▶ **Your goal**
Return each line that holds the word "planting".

Recorded data:
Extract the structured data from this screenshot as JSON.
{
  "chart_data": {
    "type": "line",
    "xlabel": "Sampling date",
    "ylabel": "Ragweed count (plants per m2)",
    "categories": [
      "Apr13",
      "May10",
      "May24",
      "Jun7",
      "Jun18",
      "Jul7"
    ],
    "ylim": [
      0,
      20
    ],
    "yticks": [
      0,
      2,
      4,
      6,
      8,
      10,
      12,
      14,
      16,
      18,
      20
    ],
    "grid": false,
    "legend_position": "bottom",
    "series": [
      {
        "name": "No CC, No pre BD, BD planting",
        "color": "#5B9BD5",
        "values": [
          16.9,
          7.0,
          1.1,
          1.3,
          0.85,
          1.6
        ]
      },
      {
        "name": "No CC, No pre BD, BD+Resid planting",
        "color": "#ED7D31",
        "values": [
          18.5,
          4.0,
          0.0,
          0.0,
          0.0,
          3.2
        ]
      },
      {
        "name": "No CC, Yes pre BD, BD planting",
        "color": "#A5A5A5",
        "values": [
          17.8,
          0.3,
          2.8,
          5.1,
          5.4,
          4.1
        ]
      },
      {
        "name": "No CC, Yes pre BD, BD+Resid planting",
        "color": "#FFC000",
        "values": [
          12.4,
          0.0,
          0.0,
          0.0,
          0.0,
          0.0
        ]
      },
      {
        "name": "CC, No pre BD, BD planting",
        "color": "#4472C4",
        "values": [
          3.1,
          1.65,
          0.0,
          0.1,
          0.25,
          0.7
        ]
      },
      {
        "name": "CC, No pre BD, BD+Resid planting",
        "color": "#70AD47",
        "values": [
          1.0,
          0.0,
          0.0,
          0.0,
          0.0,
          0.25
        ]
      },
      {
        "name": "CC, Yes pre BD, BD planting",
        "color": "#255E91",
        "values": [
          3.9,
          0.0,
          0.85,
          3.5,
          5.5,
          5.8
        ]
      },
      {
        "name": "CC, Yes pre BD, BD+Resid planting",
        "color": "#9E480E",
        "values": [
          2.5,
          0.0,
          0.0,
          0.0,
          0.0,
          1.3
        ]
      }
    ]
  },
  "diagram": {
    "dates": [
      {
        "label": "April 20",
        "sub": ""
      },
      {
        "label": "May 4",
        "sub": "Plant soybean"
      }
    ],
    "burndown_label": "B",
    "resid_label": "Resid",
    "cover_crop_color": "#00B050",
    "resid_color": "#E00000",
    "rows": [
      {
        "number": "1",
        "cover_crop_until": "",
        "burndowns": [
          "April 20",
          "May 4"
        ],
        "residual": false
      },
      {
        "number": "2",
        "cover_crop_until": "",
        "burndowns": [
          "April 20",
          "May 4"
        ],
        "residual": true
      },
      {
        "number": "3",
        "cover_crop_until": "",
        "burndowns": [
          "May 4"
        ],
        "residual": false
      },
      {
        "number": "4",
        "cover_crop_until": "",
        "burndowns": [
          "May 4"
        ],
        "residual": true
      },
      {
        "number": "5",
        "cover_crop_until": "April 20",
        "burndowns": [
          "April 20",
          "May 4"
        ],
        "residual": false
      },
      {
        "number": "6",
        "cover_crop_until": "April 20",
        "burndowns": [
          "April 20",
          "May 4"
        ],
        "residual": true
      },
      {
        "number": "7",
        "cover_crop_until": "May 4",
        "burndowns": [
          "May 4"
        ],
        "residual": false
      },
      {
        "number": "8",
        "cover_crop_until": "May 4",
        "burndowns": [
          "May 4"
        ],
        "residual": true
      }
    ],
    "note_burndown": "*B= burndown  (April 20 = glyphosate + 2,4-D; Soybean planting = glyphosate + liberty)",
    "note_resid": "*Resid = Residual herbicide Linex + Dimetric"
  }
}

▶ **Exercise solution**
        "name": "No CC, No pre BD, BD planting",
        "name": "No CC, No pre BD, BD+Resid planting",
        "name": "No CC, Yes pre BD, BD planting",
        "name": "No CC, Yes pre BD, BD+Resid planting",
        "name": "CC, No pre BD, BD planting",
        "name": "CC, No pre BD, BD+Resid planting",
        "name": "CC, Yes pre BD, BD planting",
        "name": "CC, Yes pre BD, BD+Resid planting",
    "note_burndown": "*B= burndown  (April 20 = glyphosate + 2,4-D; Soybean planting = glyphosate + liberty)",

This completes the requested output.